[Extracted data entries]
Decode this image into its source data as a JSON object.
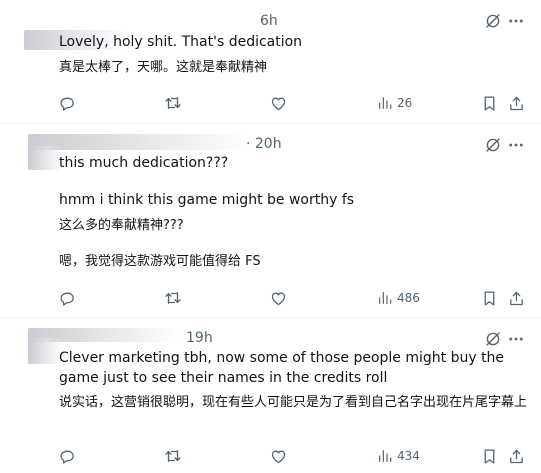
{
  "tweets": [
    {
      "time": "6h",
      "lines": [
        "Lovely, holy shit. That's dedication",
        "真是太棒了，天哪。这就是奉献精神"
      ],
      "views": "26"
    },
    {
      "time": "· 20h",
      "lines": [
        "this much dedication???",
        "hmm i think this game might be worthy fs",
        "这么多的奉献精神???",
        "嗯，我觉得这款游戏可能值得给 FS"
      ],
      "views": "486"
    },
    {
      "time": "19h",
      "lines": [
        "Clever marketing tbh, now some of those people might buy the game just to see their names in the credits roll",
        "说实话，这营销很聪明，现在有些人可能只是为了看到自己名字出现在片尾字幕上"
      ],
      "views": "434"
    }
  ],
  "icons": {
    "grok": "grok-icon",
    "more": "more-icon",
    "reply": "reply-icon",
    "retweet": "retweet-icon",
    "like": "like-icon",
    "views": "views-icon",
    "bookmark": "bookmark-icon",
    "share": "share-icon"
  },
  "colors": {
    "text": "#0f1419",
    "secondary": "#536471",
    "divider": "#eff3f4"
  }
}
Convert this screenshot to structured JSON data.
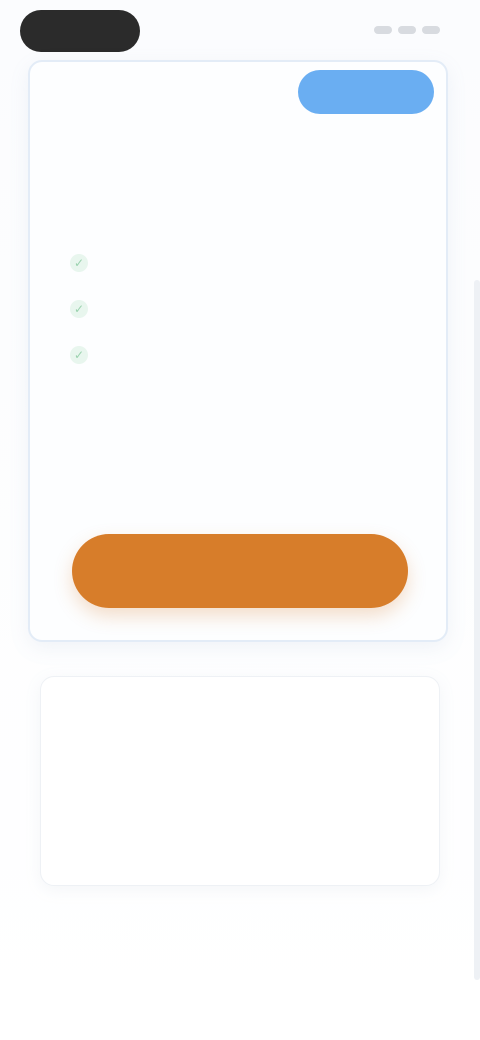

*Exercise objective*. Copy everything in the records above except the pictures, exactly as written.

*Complete answer*.
Decode this image into its source data as a JSON object.
{
  "tweets": [
    {
      "time": "6h",
      "lines": [
        "Lovely, holy shit. That's dedication",
        "真是太棒了，天哪。这就是奉献精神"
      ],
      "views": "26"
    },
    {
      "time": "· 20h",
      "lines": [
        "this much dedication???",
        "hmm i think this game might be worthy fs",
        "这么多的奉献精神???",
        "嗯，我觉得这款游戏可能值得给 FS"
      ],
      "views": "486"
    },
    {
      "time": "19h",
      "lines": [
        "Clever marketing tbh, now some of those people might buy the game just to see their names in the credits roll",
        "说实话，这营销很聪明，现在有些人可能只是为了看到自己名字出现在片尾字幕上"
      ],
      "views": "434"
    }
  ],
  "icons": {
    "grok": "grok-icon",
    "more": "more-icon",
    "reply": "reply-icon",
    "retweet": "retweet-icon",
    "like": "like-icon",
    "views": "views-icon",
    "bookmark": "bookmark-icon",
    "share": "share-icon"
  },
  "colors": {
    "text": "#0f1419",
    "secondary": "#536471",
    "divider": "#eff3f4"
  }
}
Convert this screenshot to structured JSON data.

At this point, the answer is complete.